--- START ---
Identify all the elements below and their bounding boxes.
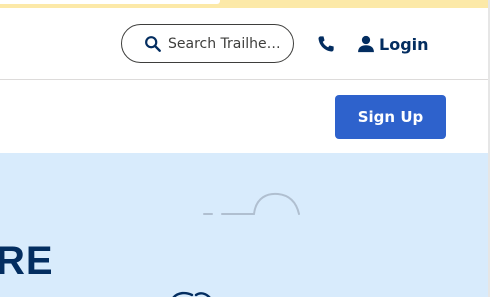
login-button[interactable]: Login [357, 34, 429, 54]
phone-icon [318, 36, 334, 52]
top-header: Search Trailhe… Login [0, 8, 488, 80]
search-placeholder: Search Trailhe… [168, 35, 281, 52]
decorative-line-illustration [203, 192, 300, 215]
hero-banner: RE [0, 153, 488, 297]
announcement-bar [0, 0, 490, 8]
login-label: Login [379, 34, 429, 54]
search-button[interactable]: Search Trailhe… [121, 24, 294, 63]
sub-navigation: Sign Up [0, 81, 488, 153]
search-icon [145, 35, 161, 52]
decorative-illustration-peek [172, 291, 211, 297]
hero-heading: RE [0, 239, 54, 283]
sign-up-button[interactable]: Sign Up [335, 95, 446, 139]
phone-button[interactable] [317, 35, 335, 53]
announcement-bar-mask [0, 0, 220, 4]
page: Search Trailhe… Login Sign Up RE [0, 0, 490, 297]
user-icon [358, 35, 374, 53]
--- END ---
→ **WHAT TO WORK ON**
Reproduce every line of the listing above verbatim, omitting the picture.

→ **OUTPUT OF THE EXERCISE**
Identify all the elements below and their bounding boxes.
login-button[interactable]: Login [357, 34, 429, 54]
phone-icon [318, 36, 334, 52]
top-header: Search Trailhe… Login [0, 8, 488, 80]
search-placeholder: Search Trailhe… [168, 35, 281, 52]
decorative-line-illustration [203, 192, 300, 215]
hero-banner: RE [0, 153, 488, 297]
announcement-bar [0, 0, 490, 8]
login-label: Login [379, 34, 429, 54]
search-button[interactable]: Search Trailhe… [121, 24, 294, 63]
sub-navigation: Sign Up [0, 81, 488, 153]
search-icon [145, 35, 161, 52]
decorative-illustration-peek [172, 291, 211, 297]
hero-heading: RE [0, 239, 54, 283]
sign-up-button[interactable]: Sign Up [335, 95, 446, 139]
phone-button[interactable] [317, 35, 335, 53]
announcement-bar-mask [0, 0, 220, 4]
page: Search Trailhe… Login Sign Up RE [0, 0, 490, 297]
user-icon [358, 35, 374, 53]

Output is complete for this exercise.